### Given task:
Below are some records. Say how many of their lines include the string "state", giving only the number.

### Input for this task:
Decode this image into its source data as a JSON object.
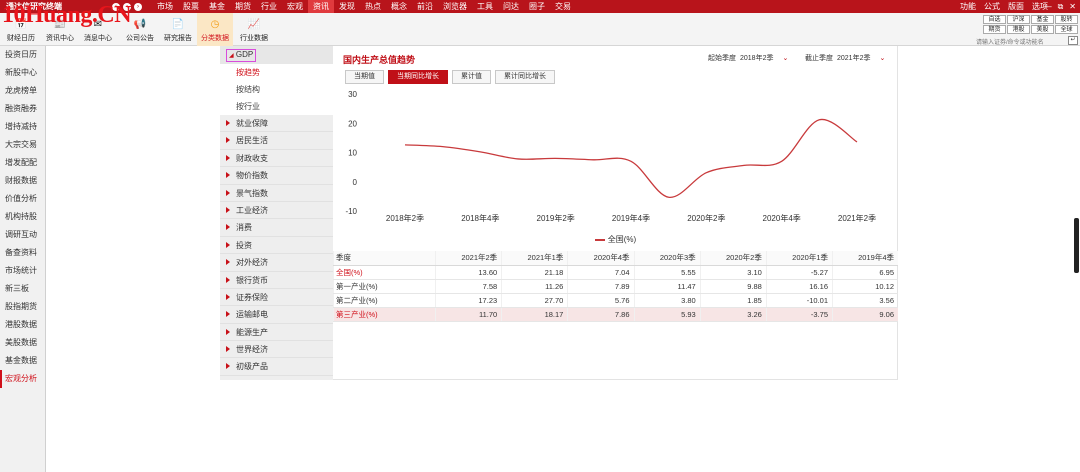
{
  "app": {
    "title": "通达信研究终端",
    "watermark": "10Huang.CN"
  },
  "topmenu": {
    "items": [
      "市场",
      "股票",
      "基金",
      "期货",
      "行业",
      "宏观",
      "资讯",
      "发现",
      "热点",
      "概念",
      "前沿",
      "浏览器",
      "工具",
      "问达",
      "圈子",
      "交易"
    ],
    "active_index": 6,
    "right": [
      "功能",
      "公式",
      "版面",
      "选项"
    ],
    "window_controls": [
      "—",
      "⧉",
      "✕"
    ]
  },
  "toolbar": {
    "items": [
      {
        "label": "财经日历"
      },
      {
        "label": "资讯中心"
      },
      {
        "label": "消息中心"
      },
      {
        "label": "公司公告"
      },
      {
        "label": "研究报告"
      },
      {
        "label": "分类数据"
      },
      {
        "label": "行业数据"
      }
    ],
    "active_index": 5,
    "quick": [
      "自选",
      "沪深",
      "基金",
      "股转",
      "期货",
      "港股",
      "美股",
      "全球"
    ],
    "search_placeholder": "请输入证券/命令或功能名"
  },
  "leftnav": {
    "items": [
      "投资日历",
      "新股中心",
      "龙虎榜单",
      "融资融券",
      "增持减持",
      "大宗交易",
      "增发配配",
      "财报数据",
      "价值分析",
      "机构持股",
      "调研互动",
      "备查资料",
      "市场统计",
      "新三板",
      "股指期货",
      "港股数据",
      "美股数据",
      "基金数据",
      "宏观分析"
    ],
    "active_index": 18
  },
  "category": {
    "head": "GDP",
    "subs": [
      "按趋势",
      "按结构",
      "按行业"
    ],
    "active_sub": 0,
    "items": [
      "就业保障",
      "居民生活",
      "财政收支",
      "物价指数",
      "景气指数",
      "工业经济",
      "消费",
      "投资",
      "对外经济",
      "银行货币",
      "证券保险",
      "运输邮电",
      "能源生产",
      "世界经济",
      "初级产品"
    ]
  },
  "main": {
    "title": "国内生产总值趋势",
    "start_label": "起始季度",
    "start_value": "2018年2季",
    "end_label": "截止季度",
    "end_value": "2021年2季",
    "tabs": [
      "当期值",
      "当期同比增长",
      "累计值",
      "累计同比增长"
    ],
    "active_tab": 1
  },
  "chart_data": {
    "type": "line",
    "x_ticks": [
      "2018年2季",
      "2018年4季",
      "2019年2季",
      "2019年4季",
      "2020年2季",
      "2020年4季",
      "2021年2季"
    ],
    "y_ticks": [
      30,
      20,
      10,
      0,
      -10
    ],
    "ylim": [
      -10,
      30
    ],
    "x": [
      "2018年2季",
      "2018年3季",
      "2018年4季",
      "2019年1季",
      "2019年2季",
      "2019年3季",
      "2019年4季",
      "2020年1季",
      "2020年2季",
      "2020年3季",
      "2020年4季",
      "2021年1季",
      "2021年2季"
    ],
    "series": [
      {
        "name": "全国(%)",
        "color": "#c83a3c",
        "values": [
          12.6,
          12.0,
          10.2,
          7.8,
          8.0,
          7.5,
          7.0,
          -5.3,
          3.1,
          5.6,
          7.0,
          21.2,
          13.6
        ]
      }
    ],
    "grid": false,
    "legend": "bottom-center"
  },
  "table": {
    "headers": [
      "季度",
      "2021年2季",
      "2021年1季",
      "2020年4季",
      "2020年3季",
      "2020年2季",
      "2020年1季",
      "2019年4季"
    ],
    "rows": [
      {
        "label": "全国(%)",
        "values": [
          "13.60",
          "21.18",
          "7.04",
          "5.55",
          "3.10",
          "-5.27",
          "6.95"
        ]
      },
      {
        "label": "第一产业(%)",
        "values": [
          "7.58",
          "11.26",
          "7.89",
          "11.47",
          "9.88",
          "16.16",
          "10.12"
        ]
      },
      {
        "label": "第二产业(%)",
        "values": [
          "17.23",
          "27.70",
          "5.76",
          "3.80",
          "1.85",
          "-10.01",
          "3.56"
        ]
      },
      {
        "label": "第三产业(%)",
        "values": [
          "11.70",
          "18.17",
          "7.86",
          "5.93",
          "3.26",
          "-3.75",
          "9.06"
        ]
      }
    ]
  }
}
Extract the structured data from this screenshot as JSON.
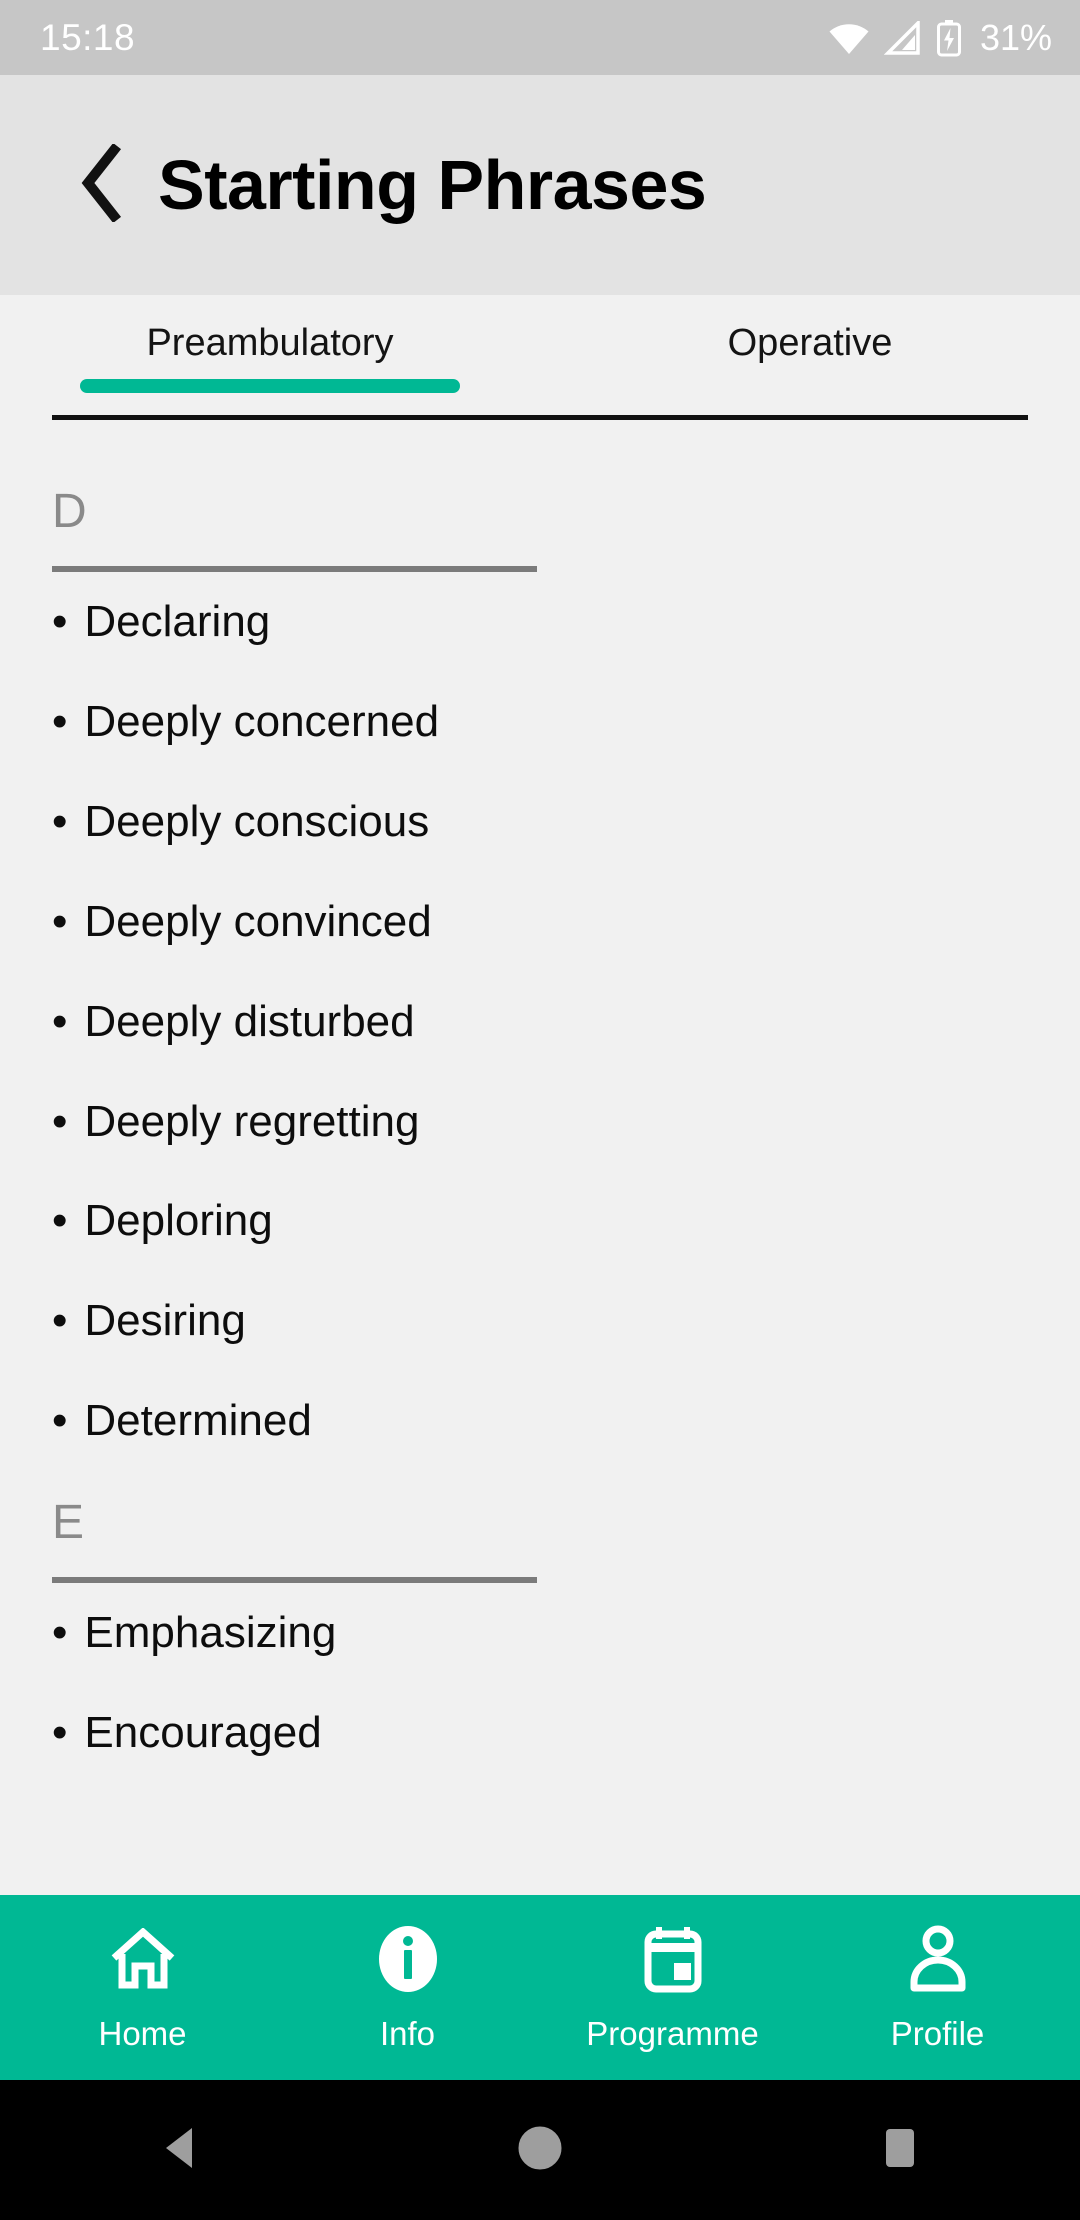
{
  "status_bar": {
    "clock": "15:18",
    "battery_percent": "31%",
    "icons": [
      "wifi-icon",
      "cellular-signal-icon",
      "battery-charging-icon"
    ]
  },
  "app_bar": {
    "back_icon": "back-chevron-icon",
    "title": "Starting Phrases"
  },
  "tabs": {
    "items": [
      {
        "label": "Preambulatory",
        "active": true
      },
      {
        "label": "Operative",
        "active": false
      }
    ]
  },
  "list": {
    "sections": [
      {
        "letter": "D",
        "items": [
          "Declaring",
          "Deeply concerned",
          "Deeply conscious",
          "Deeply convinced",
          "Deeply disturbed",
          "Deeply regretting",
          "Deploring",
          "Desiring",
          "Determined"
        ]
      },
      {
        "letter": "E",
        "items": [
          "Emphasizing",
          "Encouraged"
        ]
      }
    ],
    "bullet": "•"
  },
  "bottom_nav": {
    "items": [
      {
        "label": "Home",
        "icon": "home-icon"
      },
      {
        "label": "Info",
        "icon": "info-icon"
      },
      {
        "label": "Programme",
        "icon": "calendar-icon"
      },
      {
        "label": "Profile",
        "icon": "person-icon"
      }
    ]
  },
  "system_nav": {
    "back": "back-triangle-icon",
    "home": "home-circle-icon",
    "recents": "recents-square-icon"
  },
  "colors": {
    "accent": "#00b894",
    "status_bar_bg": "#c6c6c6",
    "app_bar_bg": "#e3e3e3",
    "page_bg": "#f1f1f1",
    "section_letter": "#8a8a8a",
    "text": "#0d0d0d"
  }
}
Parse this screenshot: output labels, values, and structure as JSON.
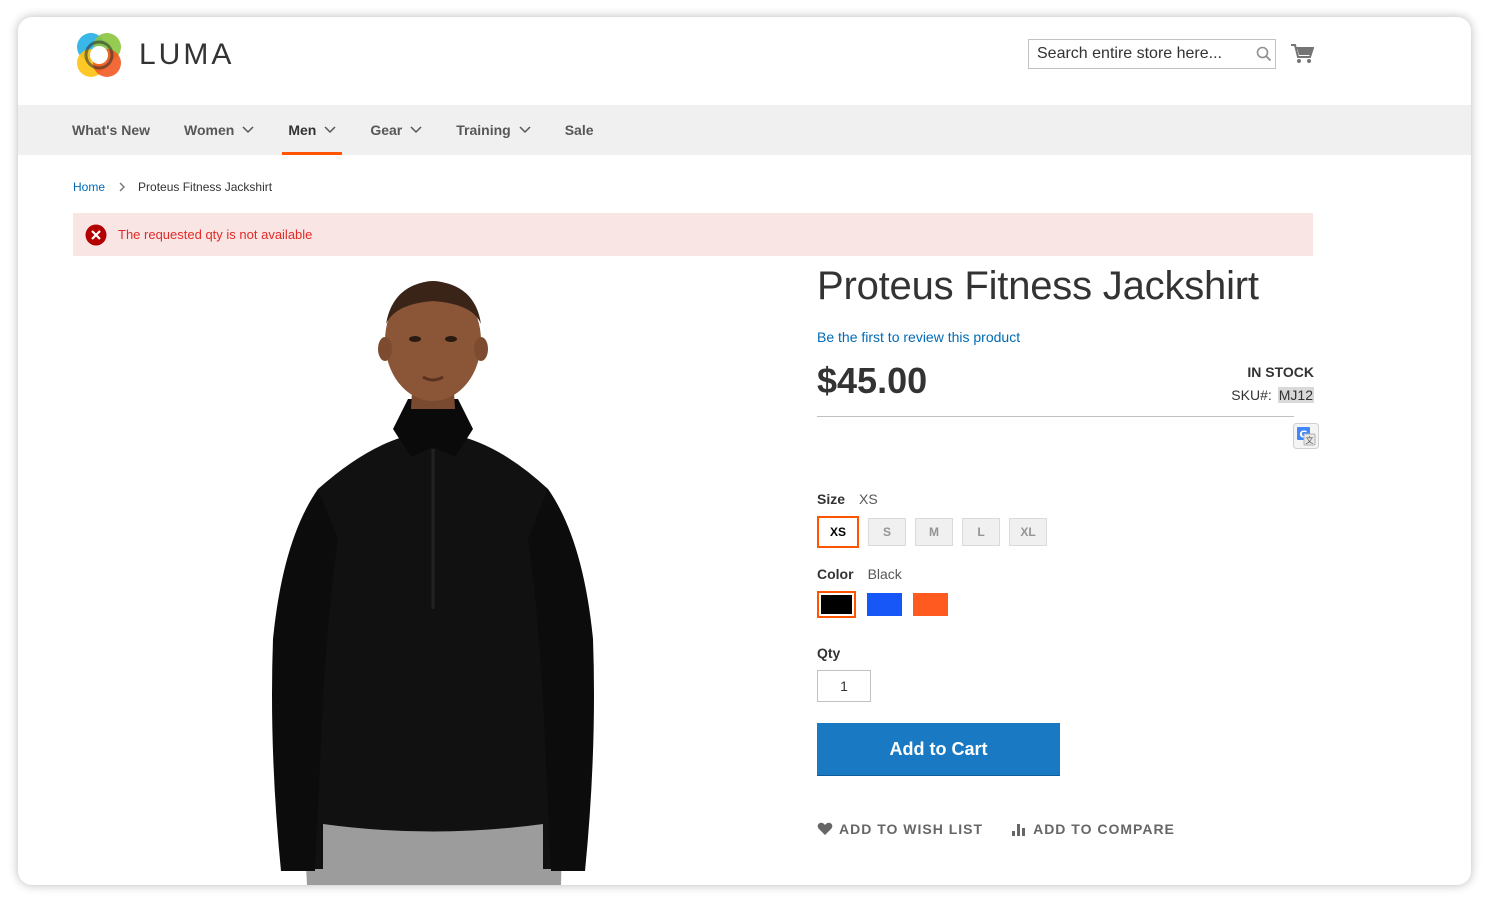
{
  "header": {
    "logo_text": "LUMA",
    "search_placeholder": "Search entire store here..."
  },
  "nav": {
    "items": [
      {
        "label": "What's New",
        "has_dropdown": false,
        "active": false
      },
      {
        "label": "Women",
        "has_dropdown": true,
        "active": false
      },
      {
        "label": "Men",
        "has_dropdown": true,
        "active": true
      },
      {
        "label": "Gear",
        "has_dropdown": true,
        "active": false
      },
      {
        "label": "Training",
        "has_dropdown": true,
        "active": false
      },
      {
        "label": "Sale",
        "has_dropdown": false,
        "active": false
      }
    ]
  },
  "breadcrumb": {
    "home": "Home",
    "current": "Proteus Fitness Jackshirt"
  },
  "message": {
    "text": "The requested qty is not available",
    "type": "error"
  },
  "product": {
    "title": "Proteus Fitness Jackshirt",
    "review_link": "Be the first to review this product",
    "price": "$45.00",
    "stock": "In stock",
    "sku_label": "SKU#:",
    "sku": "MJ12",
    "size_label": "Size",
    "size_selected": "XS",
    "sizes": [
      "XS",
      "S",
      "M",
      "L",
      "XL"
    ],
    "color_label": "Color",
    "color_selected": "Black",
    "colors": [
      {
        "name": "Black",
        "hex": "#000000"
      },
      {
        "name": "Blue",
        "hex": "#1857f7"
      },
      {
        "name": "Orange",
        "hex": "#ff5a1f"
      }
    ],
    "qty_label": "Qty",
    "qty_value": "1",
    "add_to_cart": "Add to Cart",
    "wishlist": "Add to Wish List",
    "compare": "Add to Compare"
  },
  "colors": {
    "accent": "#ff5501",
    "link": "#006bb4",
    "button": "#1979c3",
    "error_bg": "#fae5e5",
    "error_text": "#e02b27"
  }
}
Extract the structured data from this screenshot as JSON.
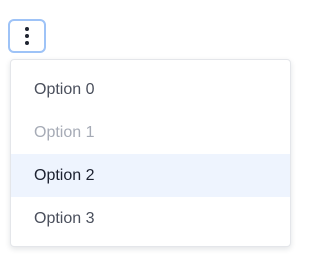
{
  "trigger": {
    "icon": "kebab-vertical-icon"
  },
  "menu": {
    "items": [
      {
        "label": "Option 0",
        "state": "normal"
      },
      {
        "label": "Option 1",
        "state": "disabled"
      },
      {
        "label": "Option 2",
        "state": "highlighted"
      },
      {
        "label": "Option 3",
        "state": "normal"
      }
    ]
  },
  "colors": {
    "focus_ring": "#9ec3f7",
    "highlight_bg": "#eef4fe",
    "text": "#4a4f5c",
    "disabled_text": "#a6abb6"
  }
}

### Solved problem:
4